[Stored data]

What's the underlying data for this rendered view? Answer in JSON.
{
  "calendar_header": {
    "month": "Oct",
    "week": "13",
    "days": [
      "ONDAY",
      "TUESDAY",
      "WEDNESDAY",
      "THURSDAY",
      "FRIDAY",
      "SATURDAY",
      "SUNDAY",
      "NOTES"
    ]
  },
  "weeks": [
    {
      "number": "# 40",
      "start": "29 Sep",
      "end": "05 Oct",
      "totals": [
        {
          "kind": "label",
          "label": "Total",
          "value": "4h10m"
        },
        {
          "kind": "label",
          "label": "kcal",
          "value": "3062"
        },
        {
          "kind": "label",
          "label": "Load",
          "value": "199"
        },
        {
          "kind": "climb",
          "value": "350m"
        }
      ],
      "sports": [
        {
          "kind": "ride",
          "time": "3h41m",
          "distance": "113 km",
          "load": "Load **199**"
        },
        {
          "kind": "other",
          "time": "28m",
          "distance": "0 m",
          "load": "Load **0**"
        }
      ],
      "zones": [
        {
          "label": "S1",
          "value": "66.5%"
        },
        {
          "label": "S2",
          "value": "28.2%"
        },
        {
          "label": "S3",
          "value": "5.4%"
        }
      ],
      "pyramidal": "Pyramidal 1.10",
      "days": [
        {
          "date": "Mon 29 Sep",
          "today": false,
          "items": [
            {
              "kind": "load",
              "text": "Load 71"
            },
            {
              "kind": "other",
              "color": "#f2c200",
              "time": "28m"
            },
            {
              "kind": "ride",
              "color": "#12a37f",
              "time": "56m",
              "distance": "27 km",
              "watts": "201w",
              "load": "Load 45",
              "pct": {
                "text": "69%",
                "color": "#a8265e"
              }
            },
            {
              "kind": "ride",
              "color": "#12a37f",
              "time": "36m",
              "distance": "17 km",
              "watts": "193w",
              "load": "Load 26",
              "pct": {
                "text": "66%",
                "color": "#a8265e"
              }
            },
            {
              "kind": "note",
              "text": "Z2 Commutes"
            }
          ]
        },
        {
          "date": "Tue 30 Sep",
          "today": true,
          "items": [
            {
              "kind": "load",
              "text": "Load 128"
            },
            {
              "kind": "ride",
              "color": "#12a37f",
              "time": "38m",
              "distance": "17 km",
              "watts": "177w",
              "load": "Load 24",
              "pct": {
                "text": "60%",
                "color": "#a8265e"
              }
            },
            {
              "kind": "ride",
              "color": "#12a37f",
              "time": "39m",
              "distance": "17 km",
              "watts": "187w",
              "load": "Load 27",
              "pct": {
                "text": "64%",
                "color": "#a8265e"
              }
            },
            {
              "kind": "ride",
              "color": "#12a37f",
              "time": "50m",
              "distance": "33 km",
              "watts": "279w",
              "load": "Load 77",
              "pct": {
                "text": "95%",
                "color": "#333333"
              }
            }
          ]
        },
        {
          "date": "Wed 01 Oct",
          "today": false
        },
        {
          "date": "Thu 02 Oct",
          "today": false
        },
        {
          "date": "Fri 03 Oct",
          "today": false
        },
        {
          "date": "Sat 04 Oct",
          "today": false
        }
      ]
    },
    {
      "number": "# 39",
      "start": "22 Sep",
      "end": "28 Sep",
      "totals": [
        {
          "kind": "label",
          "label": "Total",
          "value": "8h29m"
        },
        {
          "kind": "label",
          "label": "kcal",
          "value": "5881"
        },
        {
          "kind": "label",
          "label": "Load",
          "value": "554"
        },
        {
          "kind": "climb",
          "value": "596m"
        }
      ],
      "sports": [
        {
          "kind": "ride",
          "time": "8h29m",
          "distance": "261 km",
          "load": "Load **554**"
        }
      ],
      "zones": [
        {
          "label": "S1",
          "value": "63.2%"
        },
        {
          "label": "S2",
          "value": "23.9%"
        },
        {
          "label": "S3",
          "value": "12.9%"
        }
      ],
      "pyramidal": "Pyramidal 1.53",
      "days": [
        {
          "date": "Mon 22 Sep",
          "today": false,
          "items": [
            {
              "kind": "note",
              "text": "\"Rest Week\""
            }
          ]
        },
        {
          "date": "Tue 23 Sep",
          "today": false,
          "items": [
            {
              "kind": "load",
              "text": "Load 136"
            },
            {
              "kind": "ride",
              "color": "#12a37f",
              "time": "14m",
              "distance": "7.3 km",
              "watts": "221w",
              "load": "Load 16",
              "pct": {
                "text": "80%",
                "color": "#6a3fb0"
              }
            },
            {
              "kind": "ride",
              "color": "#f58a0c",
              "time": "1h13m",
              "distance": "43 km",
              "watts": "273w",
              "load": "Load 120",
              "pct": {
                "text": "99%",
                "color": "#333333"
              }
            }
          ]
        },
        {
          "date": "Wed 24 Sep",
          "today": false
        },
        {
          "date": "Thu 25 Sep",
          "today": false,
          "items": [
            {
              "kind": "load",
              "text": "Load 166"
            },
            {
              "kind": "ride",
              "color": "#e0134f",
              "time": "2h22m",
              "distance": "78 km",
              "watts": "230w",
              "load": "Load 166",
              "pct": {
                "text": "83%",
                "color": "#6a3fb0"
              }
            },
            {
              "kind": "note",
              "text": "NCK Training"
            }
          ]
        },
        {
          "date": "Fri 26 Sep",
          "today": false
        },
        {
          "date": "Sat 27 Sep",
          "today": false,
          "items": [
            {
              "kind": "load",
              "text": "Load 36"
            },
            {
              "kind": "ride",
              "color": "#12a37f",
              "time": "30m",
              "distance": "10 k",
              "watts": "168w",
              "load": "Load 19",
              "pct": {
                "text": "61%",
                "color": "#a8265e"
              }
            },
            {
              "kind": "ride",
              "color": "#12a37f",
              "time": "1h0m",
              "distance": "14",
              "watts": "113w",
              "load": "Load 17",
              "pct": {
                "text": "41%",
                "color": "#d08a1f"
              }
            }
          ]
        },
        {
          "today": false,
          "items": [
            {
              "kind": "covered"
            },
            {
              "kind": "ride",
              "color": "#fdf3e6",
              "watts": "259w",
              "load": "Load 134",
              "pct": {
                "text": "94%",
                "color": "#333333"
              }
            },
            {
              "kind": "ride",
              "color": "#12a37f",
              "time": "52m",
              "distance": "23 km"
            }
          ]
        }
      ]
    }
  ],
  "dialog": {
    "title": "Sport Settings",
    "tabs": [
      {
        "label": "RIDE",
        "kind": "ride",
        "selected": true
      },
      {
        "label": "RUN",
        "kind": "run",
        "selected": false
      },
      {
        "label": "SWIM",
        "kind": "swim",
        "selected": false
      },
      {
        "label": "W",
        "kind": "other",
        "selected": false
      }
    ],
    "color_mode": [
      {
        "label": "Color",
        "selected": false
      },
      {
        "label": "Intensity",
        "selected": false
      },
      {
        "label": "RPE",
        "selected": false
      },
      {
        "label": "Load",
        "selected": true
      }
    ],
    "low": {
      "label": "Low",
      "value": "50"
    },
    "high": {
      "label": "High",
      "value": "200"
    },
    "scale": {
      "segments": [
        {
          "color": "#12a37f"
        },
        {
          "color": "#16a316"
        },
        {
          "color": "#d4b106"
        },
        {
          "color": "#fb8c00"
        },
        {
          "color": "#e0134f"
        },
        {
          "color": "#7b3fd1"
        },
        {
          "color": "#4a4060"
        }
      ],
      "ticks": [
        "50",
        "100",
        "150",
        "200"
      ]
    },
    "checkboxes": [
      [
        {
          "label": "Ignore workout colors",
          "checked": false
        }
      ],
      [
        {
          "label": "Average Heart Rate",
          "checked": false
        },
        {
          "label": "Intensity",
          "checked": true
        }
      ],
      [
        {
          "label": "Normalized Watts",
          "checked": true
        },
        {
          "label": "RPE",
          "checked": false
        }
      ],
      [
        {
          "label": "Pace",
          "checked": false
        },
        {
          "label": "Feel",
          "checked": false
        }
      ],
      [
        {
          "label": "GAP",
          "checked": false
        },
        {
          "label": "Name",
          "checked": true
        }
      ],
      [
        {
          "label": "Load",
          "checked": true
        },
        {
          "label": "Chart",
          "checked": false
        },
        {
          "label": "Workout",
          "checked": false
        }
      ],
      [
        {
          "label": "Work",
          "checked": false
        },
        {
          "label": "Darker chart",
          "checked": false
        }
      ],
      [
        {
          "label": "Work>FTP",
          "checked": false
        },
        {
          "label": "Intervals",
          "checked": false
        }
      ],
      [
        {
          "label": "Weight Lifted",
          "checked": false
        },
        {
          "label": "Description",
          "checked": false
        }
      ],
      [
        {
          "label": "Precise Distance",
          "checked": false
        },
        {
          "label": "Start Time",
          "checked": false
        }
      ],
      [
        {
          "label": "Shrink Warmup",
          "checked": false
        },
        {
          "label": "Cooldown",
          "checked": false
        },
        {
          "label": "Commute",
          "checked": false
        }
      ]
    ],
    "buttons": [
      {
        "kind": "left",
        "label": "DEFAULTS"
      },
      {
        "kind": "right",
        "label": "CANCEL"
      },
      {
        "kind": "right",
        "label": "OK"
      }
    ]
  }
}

TASK STATEMENT:
Where does the word "pyramidal" appear? Return each line that holds it.

TASK OUTPUT:
      "pyramidal": "Pyramidal 1.10",
      "pyramidal": "Pyramidal 1.53",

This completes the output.